Report every line in the listing that contains the string "JSON".

**** DATA SUPPLIED ****

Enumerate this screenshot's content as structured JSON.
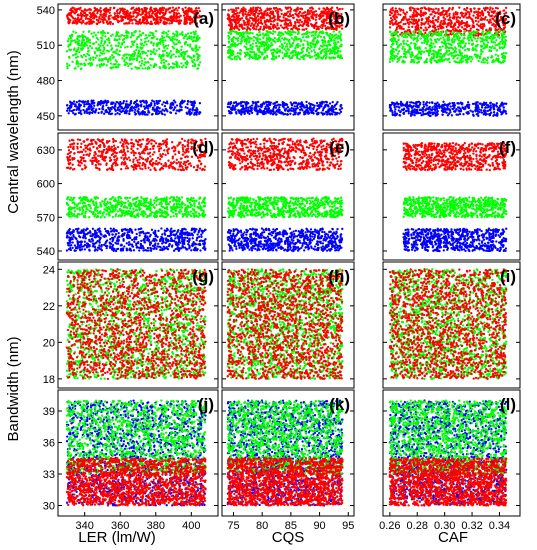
{
  "figure": {
    "ylabel_top": "Central wavelength (nm)",
    "ylabel_bottom": "Bandwidth (nm)",
    "columns": [
      "LER (lm/W)",
      "CQS",
      "CAF"
    ]
  },
  "colors": {
    "red": "#ff0000",
    "green": "#00ff00",
    "blue": "#0000ff"
  },
  "chart_data": [
    {
      "type": "scatter",
      "panel": "(a)",
      "xlabel": "LER (lm/W)",
      "xlim": [
        325,
        415
      ],
      "ylim": [
        438,
        545
      ],
      "yticks": [
        450,
        480,
        510,
        540
      ],
      "xticks": [],
      "series": [
        {
          "color": "red",
          "clouds": [
            {
              "x": [
                330,
                405
              ],
              "y": [
                528,
                542
              ],
              "n": 650
            }
          ]
        },
        {
          "color": "green",
          "clouds": [
            {
              "x": [
                330,
                405
              ],
              "y": [
                490,
                522
              ],
              "n": 650
            }
          ]
        },
        {
          "color": "blue",
          "clouds": [
            {
              "x": [
                330,
                405
              ],
              "y": [
                451,
                463
              ],
              "n": 420
            }
          ]
        }
      ]
    },
    {
      "type": "scatter",
      "panel": "(b)",
      "xlabel": "CQS",
      "xlim": [
        73,
        96
      ],
      "ylim": [
        438,
        545
      ],
      "yticks": [
        450,
        480,
        510,
        540
      ],
      "xticks": [],
      "series": [
        {
          "color": "red",
          "clouds": [
            {
              "x": [
                74,
                94
              ],
              "y": [
                523,
                542
              ],
              "n": 650
            }
          ]
        },
        {
          "color": "green",
          "clouds": [
            {
              "x": [
                74,
                94
              ],
              "y": [
                498,
                522
              ],
              "n": 650
            }
          ]
        },
        {
          "color": "blue",
          "clouds": [
            {
              "x": [
                74,
                94
              ],
              "y": [
                451,
                462
              ],
              "n": 420
            }
          ]
        }
      ]
    },
    {
      "type": "scatter",
      "panel": "(c)",
      "xlabel": "CAF",
      "xlim": [
        0.255,
        0.355
      ],
      "ylim": [
        438,
        545
      ],
      "yticks": [
        450,
        480,
        510,
        540
      ],
      "xticks": [],
      "series": [
        {
          "color": "red",
          "clouds": [
            {
              "x": [
                0.26,
                0.345
              ],
              "y": [
                518,
                542
              ],
              "n": 650
            }
          ]
        },
        {
          "color": "green",
          "clouds": [
            {
              "x": [
                0.26,
                0.345
              ],
              "y": [
                495,
                522
              ],
              "n": 650
            }
          ]
        },
        {
          "color": "blue",
          "clouds": [
            {
              "x": [
                0.26,
                0.345
              ],
              "y": [
                450,
                462
              ],
              "n": 420
            }
          ]
        }
      ]
    },
    {
      "type": "scatter",
      "panel": "(d)",
      "xlabel": "LER (lm/W)",
      "xlim": [
        325,
        415
      ],
      "ylim": [
        532,
        645
      ],
      "yticks": [
        540,
        570,
        600,
        630
      ],
      "xticks": [],
      "series": [
        {
          "color": "red",
          "clouds": [
            {
              "x": [
                330,
                408
              ],
              "y": [
                612,
                640
              ],
              "n": 600
            }
          ]
        },
        {
          "color": "green",
          "clouds": [
            {
              "x": [
                330,
                408
              ],
              "y": [
                570,
                588
              ],
              "n": 650
            }
          ]
        },
        {
          "color": "blue",
          "clouds": [
            {
              "x": [
                330,
                408
              ],
              "y": [
                540,
                560
              ],
              "n": 650
            }
          ]
        }
      ]
    },
    {
      "type": "scatter",
      "panel": "(e)",
      "xlabel": "CQS",
      "xlim": [
        73,
        96
      ],
      "ylim": [
        532,
        645
      ],
      "yticks": [
        540,
        570,
        600,
        630
      ],
      "xticks": [],
      "series": [
        {
          "color": "red",
          "clouds": [
            {
              "x": [
                74,
                94
              ],
              "y": [
                612,
                640
              ],
              "n": 650
            }
          ]
        },
        {
          "color": "green",
          "clouds": [
            {
              "x": [
                74,
                94
              ],
              "y": [
                570,
                588
              ],
              "n": 650
            }
          ]
        },
        {
          "color": "blue",
          "clouds": [
            {
              "x": [
                74,
                94
              ],
              "y": [
                540,
                560
              ],
              "n": 650
            }
          ]
        }
      ]
    },
    {
      "type": "scatter",
      "panel": "(f)",
      "xlabel": "CAF",
      "xlim": [
        0.255,
        0.355
      ],
      "ylim": [
        532,
        645
      ],
      "yticks": [
        540,
        570,
        600,
        630
      ],
      "xticks": [],
      "series": [
        {
          "color": "red",
          "clouds": [
            {
              "x": [
                0.27,
                0.345
              ],
              "y": [
                612,
                636
              ],
              "n": 650
            }
          ]
        },
        {
          "color": "green",
          "clouds": [
            {
              "x": [
                0.27,
                0.345
              ],
              "y": [
                570,
                588
              ],
              "n": 650
            }
          ]
        },
        {
          "color": "blue",
          "clouds": [
            {
              "x": [
                0.27,
                0.345
              ],
              "y": [
                540,
                560
              ],
              "n": 650
            }
          ]
        }
      ]
    },
    {
      "type": "scatter",
      "panel": "(g)",
      "xlabel": "LER (lm/W)",
      "xlim": [
        325,
        415
      ],
      "ylim": [
        17.5,
        24.4
      ],
      "yticks": [
        18,
        20,
        22,
        24
      ],
      "xticks": [],
      "series": [
        {
          "color": "green",
          "clouds": [
            {
              "x": [
                330,
                408
              ],
              "y": [
                18,
                24
              ],
              "n": 1500
            }
          ]
        },
        {
          "color": "red",
          "clouds": [
            {
              "x": [
                330,
                408
              ],
              "y": [
                18,
                24
              ],
              "n": 1600
            }
          ]
        }
      ]
    },
    {
      "type": "scatter",
      "panel": "(h)",
      "xlabel": "CQS",
      "xlim": [
        73,
        96
      ],
      "ylim": [
        17.5,
        24.4
      ],
      "yticks": [
        18,
        20,
        22,
        24
      ],
      "xticks": [],
      "series": [
        {
          "color": "green",
          "clouds": [
            {
              "x": [
                74,
                94
              ],
              "y": [
                18,
                24
              ],
              "n": 1500
            }
          ]
        },
        {
          "color": "red",
          "clouds": [
            {
              "x": [
                74,
                94
              ],
              "y": [
                18,
                24
              ],
              "n": 1500
            }
          ]
        }
      ]
    },
    {
      "type": "scatter",
      "panel": "(i)",
      "xlabel": "CAF",
      "xlim": [
        0.255,
        0.355
      ],
      "ylim": [
        17.5,
        24.4
      ],
      "yticks": [
        18,
        20,
        22,
        24
      ],
      "xticks": [],
      "series": [
        {
          "color": "green",
          "clouds": [
            {
              "x": [
                0.26,
                0.345
              ],
              "y": [
                18,
                24
              ],
              "n": 1500
            }
          ]
        },
        {
          "color": "red",
          "clouds": [
            {
              "x": [
                0.26,
                0.345
              ],
              "y": [
                18,
                24
              ],
              "n": 1500
            }
          ]
        }
      ]
    },
    {
      "type": "scatter",
      "panel": "(j)",
      "xlabel": "LER (lm/W)",
      "xlim": [
        325,
        415
      ],
      "ylim": [
        29,
        41
      ],
      "yticks": [
        30,
        33,
        36,
        39
      ],
      "xticks": [
        340,
        360,
        380,
        400
      ],
      "series": [
        {
          "color": "blue",
          "clouds": [
            {
              "x": [
                330,
                408
              ],
              "y": [
                30,
                40
              ],
              "n": 1300
            }
          ]
        },
        {
          "color": "green",
          "clouds": [
            {
              "x": [
                330,
                408
              ],
              "y": [
                33,
                40
              ],
              "n": 1300
            }
          ]
        },
        {
          "color": "red",
          "clouds": [
            {
              "x": [
                330,
                408
              ],
              "y": [
                30,
                34.5
              ],
              "n": 1700
            }
          ]
        }
      ]
    },
    {
      "type": "scatter",
      "panel": "(k)",
      "xlabel": "CQS",
      "xlim": [
        73,
        96
      ],
      "ylim": [
        29,
        41
      ],
      "yticks": [
        30,
        33,
        36,
        39
      ],
      "xticks": [
        75,
        80,
        85,
        90,
        95
      ],
      "series": [
        {
          "color": "blue",
          "clouds": [
            {
              "x": [
                74,
                94
              ],
              "y": [
                30,
                40
              ],
              "n": 1300
            }
          ]
        },
        {
          "color": "green",
          "clouds": [
            {
              "x": [
                74,
                94
              ],
              "y": [
                33,
                40
              ],
              "n": 1300
            }
          ]
        },
        {
          "color": "red",
          "clouds": [
            {
              "x": [
                74,
                94
              ],
              "y": [
                30,
                34.5
              ],
              "n": 1700
            }
          ]
        }
      ]
    },
    {
      "type": "scatter",
      "panel": "(l)",
      "xlabel": "CAF",
      "xlim": [
        0.255,
        0.355
      ],
      "ylim": [
        29,
        41
      ],
      "yticks": [
        30,
        33,
        36,
        39
      ],
      "xticks": [
        0.26,
        0.28,
        0.3,
        0.32,
        0.34
      ],
      "series": [
        {
          "color": "blue",
          "clouds": [
            {
              "x": [
                0.26,
                0.345
              ],
              "y": [
                30,
                40
              ],
              "n": 1300
            }
          ]
        },
        {
          "color": "green",
          "clouds": [
            {
              "x": [
                0.26,
                0.345
              ],
              "y": [
                33,
                40
              ],
              "n": 1300
            }
          ]
        },
        {
          "color": "red",
          "clouds": [
            {
              "x": [
                0.26,
                0.345
              ],
              "y": [
                30,
                34.5
              ],
              "n": 1700
            }
          ]
        }
      ]
    }
  ]
}
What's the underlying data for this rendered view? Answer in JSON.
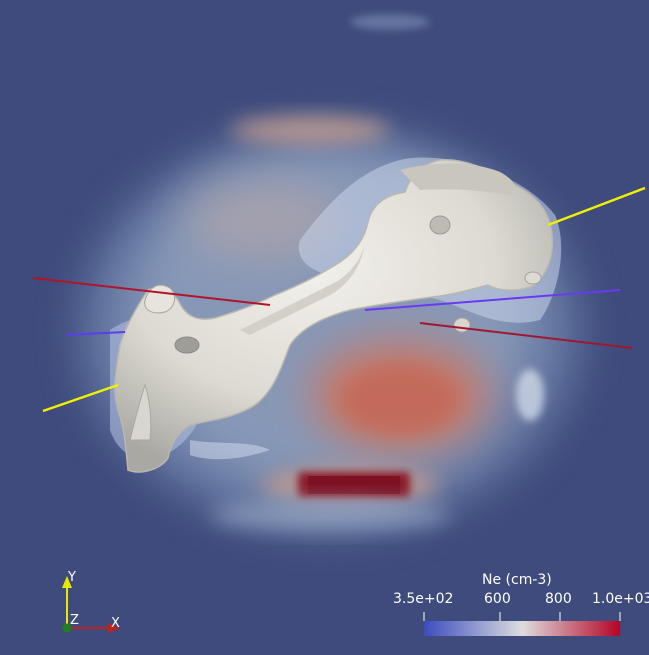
{
  "colormap": {
    "title": "Ne (cm-3)",
    "ticks": [
      "3.5e+02",
      "600",
      "800",
      "1.0e+03"
    ],
    "colors": [
      "#3b4cc0",
      "#dddddd",
      "#b40426"
    ]
  },
  "axes_triad": {
    "y": "Y",
    "z": "Z",
    "x": "X",
    "y_color": "#e8e800",
    "x_color": "#c02020",
    "z_color": "#208020"
  },
  "scene": {
    "background": "#3e4b7c",
    "isosurface_color": "#e8e6df"
  }
}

****

## RESULT OF THIS TASK
Enumerate this screenshot's content as structured JSON.
What's the underlying data for this rendered view? Answer in JSON.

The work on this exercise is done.